Фрагмент страницы:
────────────────

С этого времени и до самой смерти Гюисманс предстает очищающимся от своего реализма, все более приближаясь к тому духовному натурализму, который он изобрел, — искусству, рожденному из постижения внутреннего смысла тех вещей, которые он по-прежнему видел с прежней цепкостью зрения. В нем ничего не изменилось, и все же все изменилось. Отвращение к миру углубляется в «Послушнике» (L'Oblat), который является предпоследней стадией паломничества, начавшегося с «В пути» (En Route). Оно ищет выхода в погружении, с пугающим усердием, в записанные чудеса святой, в «Жизни святой Лидвины из Схидама» (Sainte Lydwine de Schiedam), которая средневекова в своем точном принятии каждой ужасной детали истории. «Лурдские толпы» (Les Foules de Lourdes) обладают тем же пристальным вниманием к ужасу, но с новой жалостью в нем и способом воздать благодарность Деве, что является для Гюисманса еще одним бегством от его отвращения к миру. Но именно в великой главе о Сатане как творце безобразного его творчество, кажется, заканчивается там, где оно началось, — на службе искусству, теперь пришедшему издалека, чтобы соединиться со службой Богу. И вся душа Гюисманса характеризует себя в повороте одной-единственной фразы там: что «искусство — единственная чистая вещь на земле, за исключением святости».

────────────────

Записи данных:
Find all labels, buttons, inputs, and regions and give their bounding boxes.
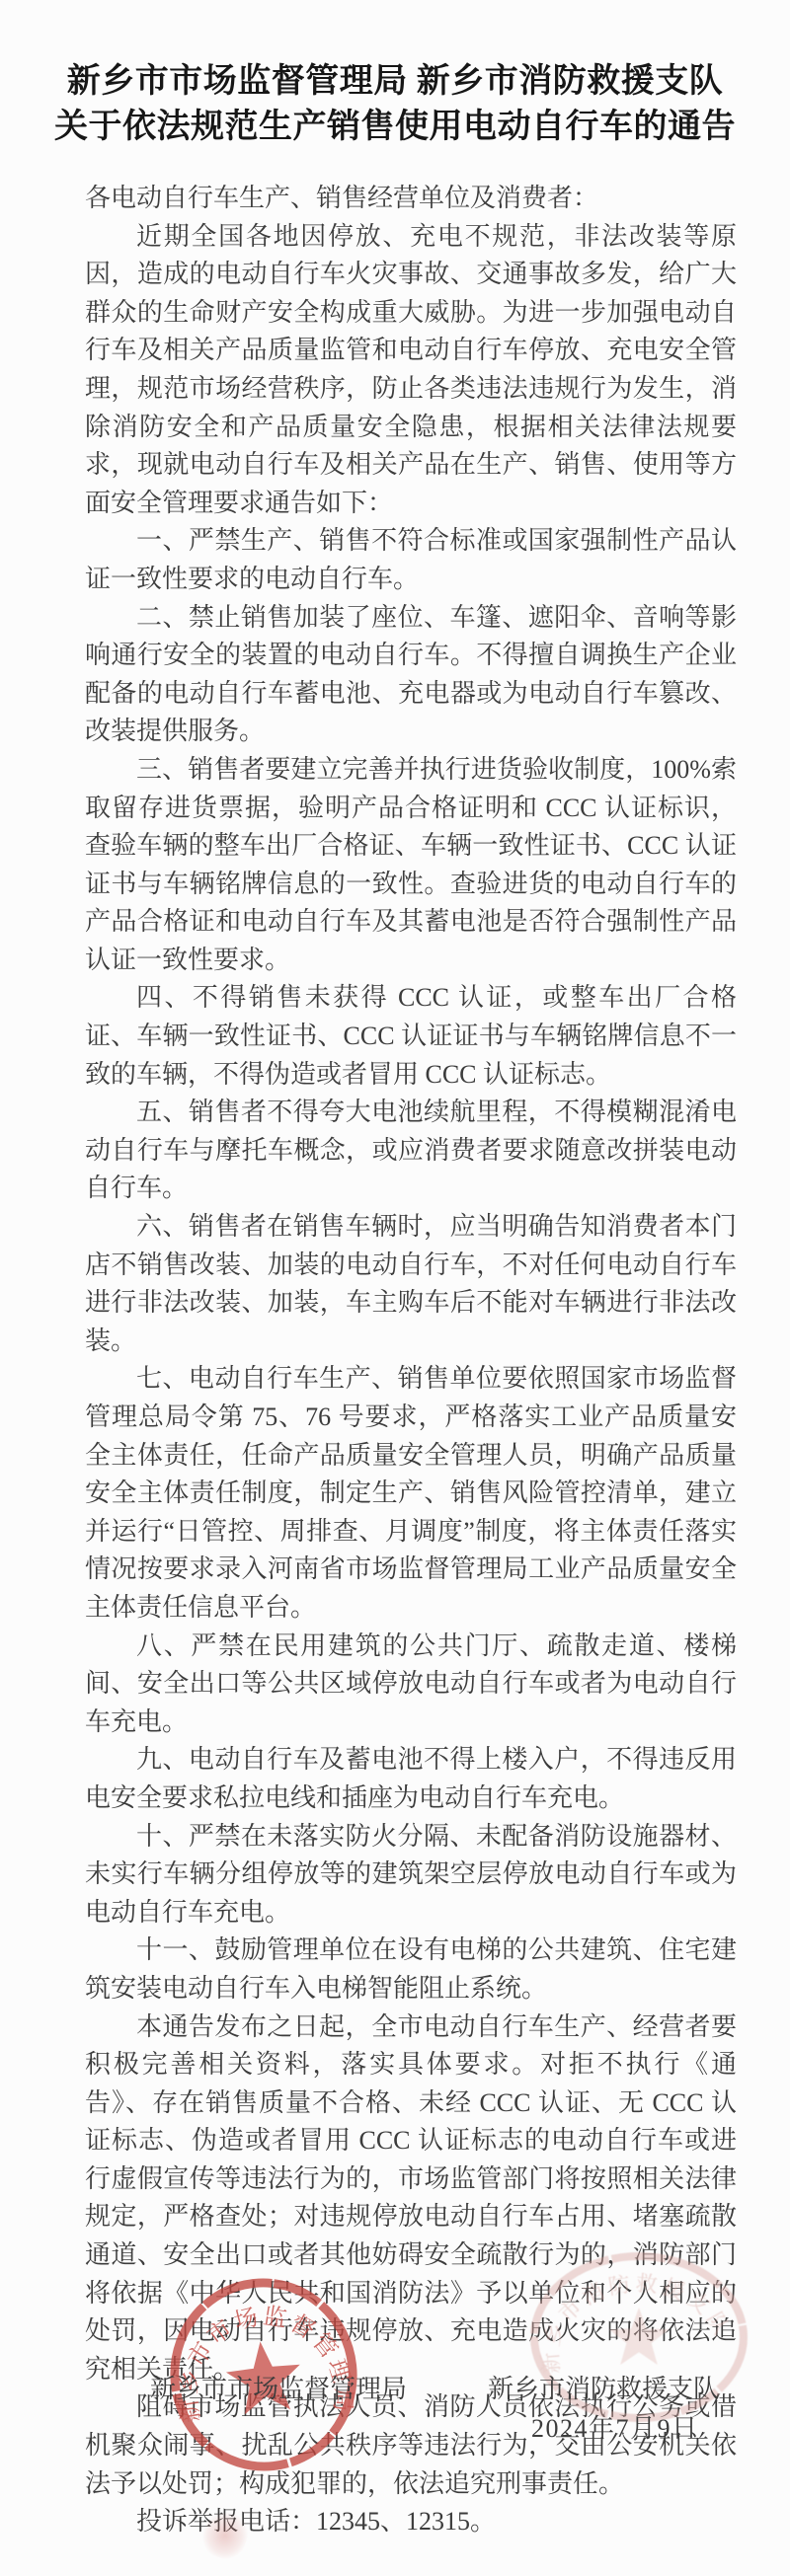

────────────────

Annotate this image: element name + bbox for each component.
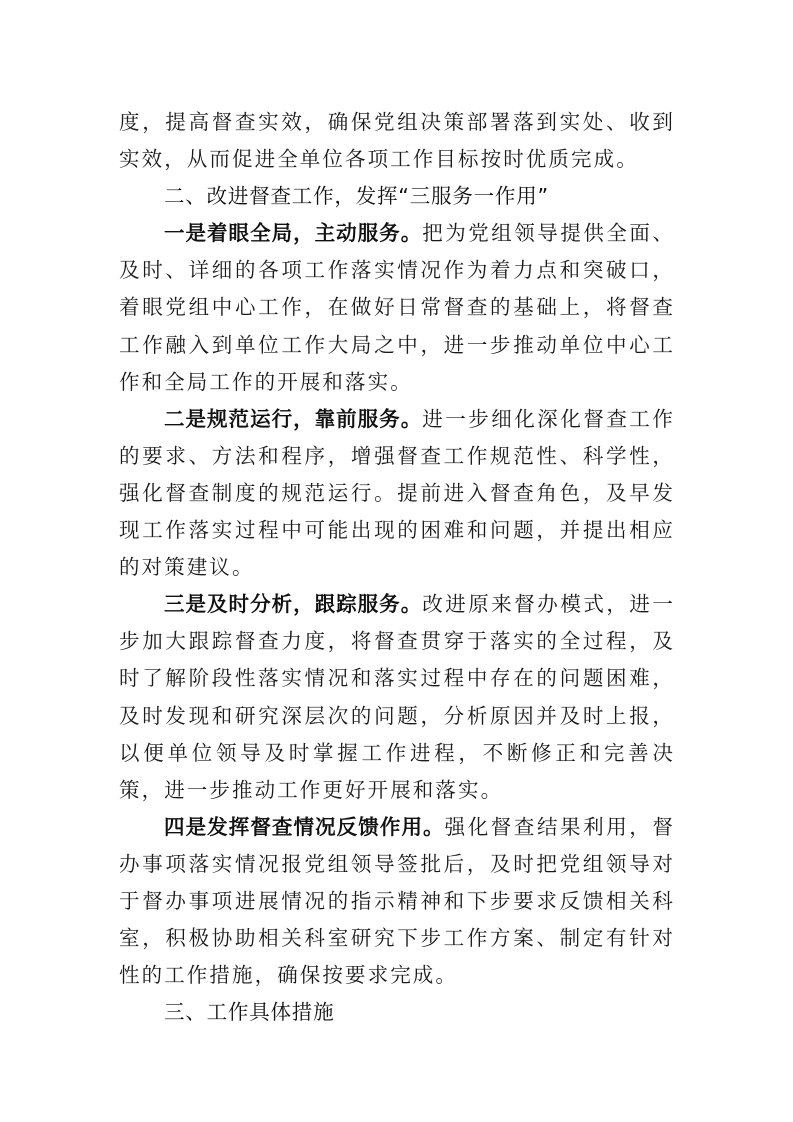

────────────────

Выведите целиком текст о Гюисмансе, не меняя в нем ни слова и ни знака.

С этого времени и до самой смерти Гюисманс предстает очищающимся от своего реализма, все более приближаясь к тому духовному натурализму, который он изобрел, — искусству, рожденному из постижения внутреннего смысла тех вещей, которые он по-прежнему видел с прежней цепкостью зрения. В нем ничего не изменилось, и все же все изменилось. Отвращение к миру углубляется в «Послушнике» (L'Oblat), который является предпоследней стадией паломничества, начавшегося с «В пути» (En Route). Оно ищет выхода в погружении, с пугающим усердием, в записанные чудеса святой, в «Жизни святой Лидвины из Схидама» (Sainte Lydwine de Schiedam), которая средневекова в своем точном принятии каждой ужасной детали истории. «Лурдские толпы» (Les Foules de Lourdes) обладают тем же пристальным вниманием к ужасу, но с новой жалостью в нем и способом воздать благодарность Деве, что является для Гюисманса еще одним бегством от его отвращения к миру. Но именно в великой главе о Сатане как творце безобразного его творчество, кажется, заканчивается там, где оно началось, — на службе искусству, теперь пришедшему издалека, чтобы соединиться со службой Богу. И вся душа Гюисманса характеризует себя в повороте одной-единственной фразы там: что «искусство — единственная чистая вещь на земле, за исключением святости».